## [WHAT YOU NEED TO DO]
Repeat, exactly and completely, the entries shown underneath.

BEGIN DATASET ROWS

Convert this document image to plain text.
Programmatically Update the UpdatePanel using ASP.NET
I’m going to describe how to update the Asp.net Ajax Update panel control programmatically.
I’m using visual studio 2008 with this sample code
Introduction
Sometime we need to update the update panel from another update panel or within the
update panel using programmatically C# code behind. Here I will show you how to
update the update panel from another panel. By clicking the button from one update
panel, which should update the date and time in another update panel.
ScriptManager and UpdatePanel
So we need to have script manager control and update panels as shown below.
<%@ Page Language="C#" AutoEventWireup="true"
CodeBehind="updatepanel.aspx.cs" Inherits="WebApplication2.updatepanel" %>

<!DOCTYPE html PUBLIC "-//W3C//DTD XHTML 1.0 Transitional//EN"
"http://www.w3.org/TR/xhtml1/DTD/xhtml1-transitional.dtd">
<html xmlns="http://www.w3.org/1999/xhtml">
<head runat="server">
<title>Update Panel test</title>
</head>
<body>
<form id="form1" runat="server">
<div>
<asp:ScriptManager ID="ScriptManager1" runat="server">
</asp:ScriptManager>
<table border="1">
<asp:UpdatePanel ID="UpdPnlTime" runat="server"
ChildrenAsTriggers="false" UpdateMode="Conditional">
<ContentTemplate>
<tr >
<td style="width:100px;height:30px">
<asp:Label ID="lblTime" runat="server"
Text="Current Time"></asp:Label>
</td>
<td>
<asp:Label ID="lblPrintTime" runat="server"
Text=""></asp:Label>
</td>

END DATASET ROWS

## [WRITTEN ANSWER]
Convert this document image to plain text.
Programmatically Update the UpdatePanel using ASP.NET
I’m going to describe how to update the Asp.net Ajax Update panel control programmatically.
I’m using visual studio 2008 with this sample code
Introduction
Sometime we need to update the update panel from another update panel or within the
update panel using programmatically C# code behind. Here I will show you how to
update the update panel from another panel. By clicking the button from one update
panel, which should update the date and time in another update panel.
ScriptManager and UpdatePanel
So we need to have script manager control and update panels as shown below.
<%@ Page Language="C#" AutoEventWireup="true"
CodeBehind="updatepanel.aspx.cs" Inherits="WebApplication2.updatepanel" %>

<!DOCTYPE html PUBLIC "-//W3C//DTD XHTML 1.0 Transitional//EN"
"http://www.w3.org/TR/xhtml1/DTD/xhtml1-transitional.dtd">
<html xmlns="http://www.w3.org/1999/xhtml">
<head runat="server">
<title>Update Panel test</title>
</head>
<body>
<form id="form1" runat="server">
<div>
<asp:ScriptManager ID="ScriptManager1" runat="server">
</asp:ScriptManager>
<table border="1">
<asp:UpdatePanel ID="UpdPnlTime" runat="server"
ChildrenAsTriggers="false" UpdateMode="Conditional">
<ContentTemplate>
<tr >
<td style="width:100px;height:30px">
<asp:Label ID="lblTime" runat="server"
Text="Current Time"></asp:Label>
</td>
<td>
<asp:Label ID="lblPrintTime" runat="server"
Text=""></asp:Label>
</td>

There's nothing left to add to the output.